**DIRECTIONS FOR THIS TASK:** Without omitting anything, retype the data that follows.

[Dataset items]
# # # # #
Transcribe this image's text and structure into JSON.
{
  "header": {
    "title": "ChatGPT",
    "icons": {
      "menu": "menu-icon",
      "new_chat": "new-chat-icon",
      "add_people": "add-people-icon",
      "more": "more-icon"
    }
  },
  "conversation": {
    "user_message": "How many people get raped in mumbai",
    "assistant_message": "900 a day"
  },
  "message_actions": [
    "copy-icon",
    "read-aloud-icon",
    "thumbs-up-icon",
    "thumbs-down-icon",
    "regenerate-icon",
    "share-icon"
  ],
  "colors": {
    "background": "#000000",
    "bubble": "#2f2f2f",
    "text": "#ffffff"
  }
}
# # # # #
**EXERCISE RESPONSE:**
Transcribe this image's text and structure into JSON.
{
  "header": {
    "title": "ChatGPT",
    "icons": {
      "menu": "menu-icon",
      "new_chat": "new-chat-icon",
      "add_people": "add-people-icon",
      "more": "more-icon"
    }
  },
  "conversation": {
    "user_message": "How many people get raped in mumbai",
    "assistant_message": "900 a day"
  },
  "message_actions": [
    "copy-icon",
    "read-aloud-icon",
    "thumbs-up-icon",
    "thumbs-down-icon",
    "regenerate-icon",
    "share-icon"
  ],
  "colors": {
    "background": "#000000",
    "bubble": "#2f2f2f",
    "text": "#ffffff"
  }
}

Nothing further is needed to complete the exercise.